**Supplied data:**
──────
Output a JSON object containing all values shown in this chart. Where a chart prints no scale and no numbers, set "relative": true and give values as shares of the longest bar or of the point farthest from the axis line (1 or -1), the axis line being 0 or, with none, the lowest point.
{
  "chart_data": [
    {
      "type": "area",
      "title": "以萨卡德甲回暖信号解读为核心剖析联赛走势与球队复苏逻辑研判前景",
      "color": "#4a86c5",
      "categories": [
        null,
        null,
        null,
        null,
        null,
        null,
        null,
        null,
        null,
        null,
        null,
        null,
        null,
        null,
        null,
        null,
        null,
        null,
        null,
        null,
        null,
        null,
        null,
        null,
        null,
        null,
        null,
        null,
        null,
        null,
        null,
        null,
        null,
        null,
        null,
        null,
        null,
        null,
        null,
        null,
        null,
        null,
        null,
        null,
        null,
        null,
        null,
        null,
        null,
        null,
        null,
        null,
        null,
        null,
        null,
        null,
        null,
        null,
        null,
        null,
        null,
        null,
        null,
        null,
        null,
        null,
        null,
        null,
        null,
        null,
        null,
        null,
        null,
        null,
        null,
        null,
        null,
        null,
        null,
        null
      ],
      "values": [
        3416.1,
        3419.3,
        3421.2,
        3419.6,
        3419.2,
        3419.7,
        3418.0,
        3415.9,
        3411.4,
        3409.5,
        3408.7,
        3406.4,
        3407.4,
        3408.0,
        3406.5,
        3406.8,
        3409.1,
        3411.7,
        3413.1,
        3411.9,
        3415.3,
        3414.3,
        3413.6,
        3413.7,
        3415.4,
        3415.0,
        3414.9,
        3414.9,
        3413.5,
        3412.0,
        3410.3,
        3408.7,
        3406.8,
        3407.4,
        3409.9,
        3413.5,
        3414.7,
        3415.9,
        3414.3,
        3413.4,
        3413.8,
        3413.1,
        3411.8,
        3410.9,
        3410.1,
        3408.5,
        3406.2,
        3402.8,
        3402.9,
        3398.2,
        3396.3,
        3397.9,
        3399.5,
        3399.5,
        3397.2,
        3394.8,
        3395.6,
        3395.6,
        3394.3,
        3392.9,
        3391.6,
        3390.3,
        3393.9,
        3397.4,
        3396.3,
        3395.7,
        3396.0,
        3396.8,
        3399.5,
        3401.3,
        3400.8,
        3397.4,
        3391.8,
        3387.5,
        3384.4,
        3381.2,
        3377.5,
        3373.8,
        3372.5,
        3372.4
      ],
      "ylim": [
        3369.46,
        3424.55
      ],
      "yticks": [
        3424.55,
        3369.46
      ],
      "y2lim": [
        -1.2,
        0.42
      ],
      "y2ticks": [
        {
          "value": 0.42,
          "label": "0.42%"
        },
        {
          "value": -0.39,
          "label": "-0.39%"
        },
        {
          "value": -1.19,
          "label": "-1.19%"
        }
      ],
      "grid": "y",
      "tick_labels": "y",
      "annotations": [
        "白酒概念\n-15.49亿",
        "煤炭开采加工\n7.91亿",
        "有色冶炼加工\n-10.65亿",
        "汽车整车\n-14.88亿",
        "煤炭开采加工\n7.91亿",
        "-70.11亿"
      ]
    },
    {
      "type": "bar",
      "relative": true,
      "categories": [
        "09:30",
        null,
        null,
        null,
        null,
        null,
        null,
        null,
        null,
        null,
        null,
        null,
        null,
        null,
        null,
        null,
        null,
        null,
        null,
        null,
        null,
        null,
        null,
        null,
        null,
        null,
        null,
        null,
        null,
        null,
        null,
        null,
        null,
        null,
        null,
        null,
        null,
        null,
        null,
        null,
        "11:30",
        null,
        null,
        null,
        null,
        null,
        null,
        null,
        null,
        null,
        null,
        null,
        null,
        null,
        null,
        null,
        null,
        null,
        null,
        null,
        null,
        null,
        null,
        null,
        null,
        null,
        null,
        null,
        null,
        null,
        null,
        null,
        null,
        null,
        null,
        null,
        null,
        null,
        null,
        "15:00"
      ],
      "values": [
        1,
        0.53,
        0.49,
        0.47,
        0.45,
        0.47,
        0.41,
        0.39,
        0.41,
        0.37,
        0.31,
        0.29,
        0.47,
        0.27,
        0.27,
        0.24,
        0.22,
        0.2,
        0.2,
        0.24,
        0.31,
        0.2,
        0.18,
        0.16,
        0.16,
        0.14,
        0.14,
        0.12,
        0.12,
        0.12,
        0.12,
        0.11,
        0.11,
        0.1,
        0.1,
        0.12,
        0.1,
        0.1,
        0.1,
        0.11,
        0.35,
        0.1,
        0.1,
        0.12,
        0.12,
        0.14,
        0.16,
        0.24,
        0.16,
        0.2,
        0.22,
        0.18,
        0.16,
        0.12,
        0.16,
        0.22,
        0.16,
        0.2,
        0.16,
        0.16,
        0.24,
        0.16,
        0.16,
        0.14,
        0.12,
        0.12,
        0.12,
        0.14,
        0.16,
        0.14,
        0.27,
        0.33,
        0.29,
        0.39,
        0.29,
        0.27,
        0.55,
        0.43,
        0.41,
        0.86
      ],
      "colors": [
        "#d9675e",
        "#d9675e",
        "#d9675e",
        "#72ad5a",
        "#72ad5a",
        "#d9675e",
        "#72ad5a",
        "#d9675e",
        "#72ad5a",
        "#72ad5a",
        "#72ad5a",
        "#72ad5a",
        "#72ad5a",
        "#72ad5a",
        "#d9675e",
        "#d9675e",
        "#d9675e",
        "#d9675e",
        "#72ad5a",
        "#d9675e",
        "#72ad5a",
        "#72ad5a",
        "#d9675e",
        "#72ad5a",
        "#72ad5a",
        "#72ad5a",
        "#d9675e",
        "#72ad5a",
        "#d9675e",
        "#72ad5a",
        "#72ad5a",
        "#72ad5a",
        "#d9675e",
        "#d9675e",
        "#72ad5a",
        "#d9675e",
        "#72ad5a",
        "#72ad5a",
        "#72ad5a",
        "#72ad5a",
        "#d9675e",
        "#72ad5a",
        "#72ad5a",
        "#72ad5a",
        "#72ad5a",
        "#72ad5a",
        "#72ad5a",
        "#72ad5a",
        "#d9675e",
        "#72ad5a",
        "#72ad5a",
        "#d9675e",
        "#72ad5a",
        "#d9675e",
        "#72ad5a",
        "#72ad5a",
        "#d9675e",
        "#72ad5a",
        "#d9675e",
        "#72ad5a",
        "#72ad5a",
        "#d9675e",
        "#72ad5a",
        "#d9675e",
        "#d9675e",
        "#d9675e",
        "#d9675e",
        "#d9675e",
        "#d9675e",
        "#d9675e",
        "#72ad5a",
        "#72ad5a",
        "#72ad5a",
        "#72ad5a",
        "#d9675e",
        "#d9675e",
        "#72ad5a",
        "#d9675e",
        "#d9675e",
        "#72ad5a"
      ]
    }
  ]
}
──────
**Task directions:** Give back each line above precisely as it stands.

**Correct response:**
Output a JSON object containing all values shown in this chart. Where a chart prints no scale and no numbers, set "relative": true and give values as shares of the longest bar or of the point farthest from the axis line (1 or -1), the axis line being 0 or, with none, the lowest point.
{
  "chart_data": [
    {
      "type": "area",
      "title": "以萨卡德甲回暖信号解读为核心剖析联赛走势与球队复苏逻辑研判前景",
      "color": "#4a86c5",
      "categories": [
        null,
        null,
        null,
        null,
        null,
        null,
        null,
        null,
        null,
        null,
        null,
        null,
        null,
        null,
        null,
        null,
        null,
        null,
        null,
        null,
        null,
        null,
        null,
        null,
        null,
        null,
        null,
        null,
        null,
        null,
        null,
        null,
        null,
        null,
        null,
        null,
        null,
        null,
        null,
        null,
        null,
        null,
        null,
        null,
        null,
        null,
        null,
        null,
        null,
        null,
        null,
        null,
        null,
        null,
        null,
        null,
        null,
        null,
        null,
        null,
        null,
        null,
        null,
        null,
        null,
        null,
        null,
        null,
        null,
        null,
        null,
        null,
        null,
        null,
        null,
        null,
        null,
        null,
        null,
        null
      ],
      "values": [
        3416.1,
        3419.3,
        3421.2,
        3419.6,
        3419.2,
        3419.7,
        3418.0,
        3415.9,
        3411.4,
        3409.5,
        3408.7,
        3406.4,
        3407.4,
        3408.0,
        3406.5,
        3406.8,
        3409.1,
        3411.7,
        3413.1,
        3411.9,
        3415.3,
        3414.3,
        3413.6,
        3413.7,
        3415.4,
        3415.0,
        3414.9,
        3414.9,
        3413.5,
        3412.0,
        3410.3,
        3408.7,
        3406.8,
        3407.4,
        3409.9,
        3413.5,
        3414.7,
        3415.9,
        3414.3,
        3413.4,
        3413.8,
        3413.1,
        3411.8,
        3410.9,
        3410.1,
        3408.5,
        3406.2,
        3402.8,
        3402.9,
        3398.2,
        3396.3,
        3397.9,
        3399.5,
        3399.5,
        3397.2,
        3394.8,
        3395.6,
        3395.6,
        3394.3,
        3392.9,
        3391.6,
        3390.3,
        3393.9,
        3397.4,
        3396.3,
        3395.7,
        3396.0,
        3396.8,
        3399.5,
        3401.3,
        3400.8,
        3397.4,
        3391.8,
        3387.5,
        3384.4,
        3381.2,
        3377.5,
        3373.8,
        3372.5,
        3372.4
      ],
      "ylim": [
        3369.46,
        3424.55
      ],
      "yticks": [
        3424.55,
        3369.46
      ],
      "y2lim": [
        -1.2,
        0.42
      ],
      "y2ticks": [
        {
          "value": 0.42,
          "label": "0.42%"
        },
        {
          "value": -0.39,
          "label": "-0.39%"
        },
        {
          "value": -1.19,
          "label": "-1.19%"
        }
      ],
      "grid": "y",
      "tick_labels": "y",
      "annotations": [
        "白酒概念\n-15.49亿",
        "煤炭开采加工\n7.91亿",
        "有色冶炼加工\n-10.65亿",
        "汽车整车\n-14.88亿",
        "煤炭开采加工\n7.91亿",
        "-70.11亿"
      ]
    },
    {
      "type": "bar",
      "relative": true,
      "categories": [
        "09:30",
        null,
        null,
        null,
        null,
        null,
        null,
        null,
        null,
        null,
        null,
        null,
        null,
        null,
        null,
        null,
        null,
        null,
        null,
        null,
        null,
        null,
        null,
        null,
        null,
        null,
        null,
        null,
        null,
        null,
        null,
        null,
        null,
        null,
        null,
        null,
        null,
        null,
        null,
        null,
        "11:30",
        null,
        null,
        null,
        null,
        null,
        null,
        null,
        null,
        null,
        null,
        null,
        null,
        null,
        null,
        null,
        null,
        null,
        null,
        null,
        null,
        null,
        null,
        null,
        null,
        null,
        null,
        null,
        null,
        null,
        null,
        null,
        null,
        null,
        null,
        null,
        null,
        null,
        null,
        "15:00"
      ],
      "values": [
        1,
        0.53,
        0.49,
        0.47,
        0.45,
        0.47,
        0.41,
        0.39,
        0.41,
        0.37,
        0.31,
        0.29,
        0.47,
        0.27,
        0.27,
        0.24,
        0.22,
        0.2,
        0.2,
        0.24,
        0.31,
        0.2,
        0.18,
        0.16,
        0.16,
        0.14,
        0.14,
        0.12,
        0.12,
        0.12,
        0.12,
        0.11,
        0.11,
        0.1,
        0.1,
        0.12,
        0.1,
        0.1,
        0.1,
        0.11,
        0.35,
        0.1,
        0.1,
        0.12,
        0.12,
        0.14,
        0.16,
        0.24,
        0.16,
        0.2,
        0.22,
        0.18,
        0.16,
        0.12,
        0.16,
        0.22,
        0.16,
        0.2,
        0.16,
        0.16,
        0.24,
        0.16,
        0.16,
        0.14,
        0.12,
        0.12,
        0.12,
        0.14,
        0.16,
        0.14,
        0.27,
        0.33,
        0.29,
        0.39,
        0.29,
        0.27,
        0.55,
        0.43,
        0.41,
        0.86
      ],
      "colors": [
        "#d9675e",
        "#d9675e",
        "#d9675e",
        "#72ad5a",
        "#72ad5a",
        "#d9675e",
        "#72ad5a",
        "#d9675e",
        "#72ad5a",
        "#72ad5a",
        "#72ad5a",
        "#72ad5a",
        "#72ad5a",
        "#72ad5a",
        "#d9675e",
        "#d9675e",
        "#d9675e",
        "#d9675e",
        "#72ad5a",
        "#d9675e",
        "#72ad5a",
        "#72ad5a",
        "#d9675e",
        "#72ad5a",
        "#72ad5a",
        "#72ad5a",
        "#d9675e",
        "#72ad5a",
        "#d9675e",
        "#72ad5a",
        "#72ad5a",
        "#72ad5a",
        "#d9675e",
        "#d9675e",
        "#72ad5a",
        "#d9675e",
        "#72ad5a",
        "#72ad5a",
        "#72ad5a",
        "#72ad5a",
        "#d9675e",
        "#72ad5a",
        "#72ad5a",
        "#72ad5a",
        "#72ad5a",
        "#72ad5a",
        "#72ad5a",
        "#72ad5a",
        "#d9675e",
        "#72ad5a",
        "#72ad5a",
        "#d9675e",
        "#72ad5a",
        "#d9675e",
        "#72ad5a",
        "#72ad5a",
        "#d9675e",
        "#72ad5a",
        "#d9675e",
        "#72ad5a",
        "#72ad5a",
        "#d9675e",
        "#72ad5a",
        "#d9675e",
        "#d9675e",
        "#d9675e",
        "#d9675e",
        "#d9675e",
        "#d9675e",
        "#d9675e",
        "#72ad5a",
        "#72ad5a",
        "#72ad5a",
        "#72ad5a",
        "#d9675e",
        "#d9675e",
        "#72ad5a",
        "#d9675e",
        "#d9675e",
        "#72ad5a"
      ]
    }
  ]
}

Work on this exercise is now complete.